§ WRITTEN TASK
Please update the material below by replacing every "data-point-label" with "value-label" and leaving everything else unchanged.

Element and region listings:
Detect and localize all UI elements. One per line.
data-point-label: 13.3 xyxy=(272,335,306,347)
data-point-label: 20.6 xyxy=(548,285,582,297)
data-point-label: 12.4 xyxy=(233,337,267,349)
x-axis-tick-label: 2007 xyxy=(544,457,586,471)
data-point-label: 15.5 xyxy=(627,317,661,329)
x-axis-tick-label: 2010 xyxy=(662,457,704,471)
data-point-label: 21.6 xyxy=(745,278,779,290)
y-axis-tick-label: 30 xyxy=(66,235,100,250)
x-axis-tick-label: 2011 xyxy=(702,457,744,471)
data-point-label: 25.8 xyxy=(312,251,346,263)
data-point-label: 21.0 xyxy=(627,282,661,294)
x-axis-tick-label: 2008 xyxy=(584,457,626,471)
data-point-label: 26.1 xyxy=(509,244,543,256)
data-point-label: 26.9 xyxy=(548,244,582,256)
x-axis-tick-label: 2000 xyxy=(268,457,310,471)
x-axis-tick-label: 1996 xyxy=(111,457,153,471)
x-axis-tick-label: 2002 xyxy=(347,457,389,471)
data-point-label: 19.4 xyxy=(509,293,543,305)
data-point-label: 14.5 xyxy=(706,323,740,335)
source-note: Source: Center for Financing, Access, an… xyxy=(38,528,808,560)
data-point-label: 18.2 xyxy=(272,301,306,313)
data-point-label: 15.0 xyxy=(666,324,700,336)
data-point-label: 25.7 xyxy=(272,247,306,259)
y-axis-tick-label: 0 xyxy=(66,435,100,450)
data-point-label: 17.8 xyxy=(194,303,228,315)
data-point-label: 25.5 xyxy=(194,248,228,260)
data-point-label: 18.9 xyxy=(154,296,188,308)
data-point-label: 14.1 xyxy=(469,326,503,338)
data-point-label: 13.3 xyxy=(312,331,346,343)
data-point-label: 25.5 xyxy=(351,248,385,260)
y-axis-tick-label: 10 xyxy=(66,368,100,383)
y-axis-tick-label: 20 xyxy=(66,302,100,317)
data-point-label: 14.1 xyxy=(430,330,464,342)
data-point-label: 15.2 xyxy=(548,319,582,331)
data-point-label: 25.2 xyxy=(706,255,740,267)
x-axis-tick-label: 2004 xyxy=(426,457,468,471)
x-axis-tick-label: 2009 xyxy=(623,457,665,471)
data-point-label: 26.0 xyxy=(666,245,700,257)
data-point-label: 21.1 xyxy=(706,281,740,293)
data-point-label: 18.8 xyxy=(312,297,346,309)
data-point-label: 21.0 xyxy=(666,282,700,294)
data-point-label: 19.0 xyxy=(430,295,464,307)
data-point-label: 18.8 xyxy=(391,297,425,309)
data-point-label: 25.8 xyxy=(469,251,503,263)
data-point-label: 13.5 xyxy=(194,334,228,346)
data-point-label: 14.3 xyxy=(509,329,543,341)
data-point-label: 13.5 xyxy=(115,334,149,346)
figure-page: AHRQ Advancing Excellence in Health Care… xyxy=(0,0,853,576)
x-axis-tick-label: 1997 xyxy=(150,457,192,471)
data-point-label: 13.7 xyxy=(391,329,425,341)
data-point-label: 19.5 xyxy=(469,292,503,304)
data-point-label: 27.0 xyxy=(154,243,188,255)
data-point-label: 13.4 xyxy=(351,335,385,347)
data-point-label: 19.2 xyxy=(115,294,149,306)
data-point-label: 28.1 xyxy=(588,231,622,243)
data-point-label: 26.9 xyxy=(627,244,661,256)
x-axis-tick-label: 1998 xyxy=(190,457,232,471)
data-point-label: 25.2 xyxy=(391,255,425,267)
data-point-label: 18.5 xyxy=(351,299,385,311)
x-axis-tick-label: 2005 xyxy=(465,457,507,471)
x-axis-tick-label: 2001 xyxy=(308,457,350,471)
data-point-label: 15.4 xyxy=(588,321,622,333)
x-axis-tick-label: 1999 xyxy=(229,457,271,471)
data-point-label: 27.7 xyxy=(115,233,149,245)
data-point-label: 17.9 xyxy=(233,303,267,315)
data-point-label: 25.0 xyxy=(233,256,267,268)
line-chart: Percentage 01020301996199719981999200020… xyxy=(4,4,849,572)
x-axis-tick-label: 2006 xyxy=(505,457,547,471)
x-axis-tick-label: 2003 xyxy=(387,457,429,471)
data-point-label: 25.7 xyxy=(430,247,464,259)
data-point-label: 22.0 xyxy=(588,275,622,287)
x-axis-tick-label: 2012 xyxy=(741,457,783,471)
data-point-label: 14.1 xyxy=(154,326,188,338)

§ SOLUTION TO THE EXERCISE
Detect and localize all UI elements. One per line.
value-label: 13.3 xyxy=(272,335,306,347)
value-label: 20.6 xyxy=(548,285,582,297)
value-label: 12.4 xyxy=(233,337,267,349)
x-axis-tick-label: 2007 xyxy=(544,457,586,471)
value-label: 15.5 xyxy=(627,317,661,329)
x-axis-tick-label: 2010 xyxy=(662,457,704,471)
value-label: 21.6 xyxy=(745,278,779,290)
y-axis-tick-label: 30 xyxy=(66,235,100,250)
x-axis-tick-label: 2011 xyxy=(702,457,744,471)
value-label: 25.8 xyxy=(312,251,346,263)
value-label: 21.0 xyxy=(627,282,661,294)
x-axis-tick-label: 2008 xyxy=(584,457,626,471)
value-label: 26.1 xyxy=(509,244,543,256)
value-label: 26.9 xyxy=(548,244,582,256)
x-axis-tick-label: 2000 xyxy=(268,457,310,471)
x-axis-tick-label: 1996 xyxy=(111,457,153,471)
x-axis-tick-label: 2002 xyxy=(347,457,389,471)
value-label: 19.4 xyxy=(509,293,543,305)
value-label: 14.5 xyxy=(706,323,740,335)
source-note: Source: Center for Financing, Access, an… xyxy=(38,528,808,560)
value-label: 18.2 xyxy=(272,301,306,313)
value-label: 15.0 xyxy=(666,324,700,336)
value-label: 25.7 xyxy=(272,247,306,259)
y-axis-tick-label: 0 xyxy=(66,435,100,450)
value-label: 17.8 xyxy=(194,303,228,315)
value-label: 25.5 xyxy=(194,248,228,260)
value-label: 18.9 xyxy=(154,296,188,308)
value-label: 14.1 xyxy=(469,326,503,338)
value-label: 13.3 xyxy=(312,331,346,343)
value-label: 25.5 xyxy=(351,248,385,260)
y-axis-tick-label: 10 xyxy=(66,368,100,383)
y-axis-tick-label: 20 xyxy=(66,302,100,317)
value-label: 14.1 xyxy=(430,330,464,342)
value-label: 15.2 xyxy=(548,319,582,331)
value-label: 25.2 xyxy=(706,255,740,267)
x-axis-tick-label: 2004 xyxy=(426,457,468,471)
x-axis-tick-label: 2009 xyxy=(623,457,665,471)
value-label: 26.0 xyxy=(666,245,700,257)
value-label: 21.1 xyxy=(706,281,740,293)
value-label: 18.8 xyxy=(312,297,346,309)
value-label: 21.0 xyxy=(666,282,700,294)
value-label: 19.0 xyxy=(430,295,464,307)
value-label: 18.8 xyxy=(391,297,425,309)
value-label: 25.8 xyxy=(469,251,503,263)
value-label: 13.5 xyxy=(194,334,228,346)
value-label: 14.3 xyxy=(509,329,543,341)
value-label: 13.5 xyxy=(115,334,149,346)
figure-page: AHRQ Advancing Excellence in Health Care… xyxy=(0,0,853,576)
x-axis-tick-label: 1997 xyxy=(150,457,192,471)
value-label: 13.7 xyxy=(391,329,425,341)
value-label: 19.5 xyxy=(469,292,503,304)
value-label: 27.0 xyxy=(154,243,188,255)
value-label: 13.4 xyxy=(351,335,385,347)
value-label: 19.2 xyxy=(115,294,149,306)
value-label: 28.1 xyxy=(588,231,622,243)
value-label: 26.9 xyxy=(627,244,661,256)
x-axis-tick-label: 1998 xyxy=(190,457,232,471)
value-label: 25.2 xyxy=(391,255,425,267)
value-label: 18.5 xyxy=(351,299,385,311)
x-axis-tick-label: 2005 xyxy=(465,457,507,471)
x-axis-tick-label: 2001 xyxy=(308,457,350,471)
value-label: 15.4 xyxy=(588,321,622,333)
x-axis-tick-label: 1999 xyxy=(229,457,271,471)
value-label: 27.7 xyxy=(115,233,149,245)
value-label: 17.9 xyxy=(233,303,267,315)
value-label: 25.0 xyxy=(233,256,267,268)
line-chart: Percentage 01020301996199719981999200020… xyxy=(4,4,849,572)
x-axis-tick-label: 2006 xyxy=(505,457,547,471)
x-axis-tick-label: 2003 xyxy=(387,457,429,471)
value-label: 25.7 xyxy=(430,247,464,259)
value-label: 22.0 xyxy=(588,275,622,287)
x-axis-tick-label: 2012 xyxy=(741,457,783,471)
value-label: 14.1 xyxy=(154,326,188,338)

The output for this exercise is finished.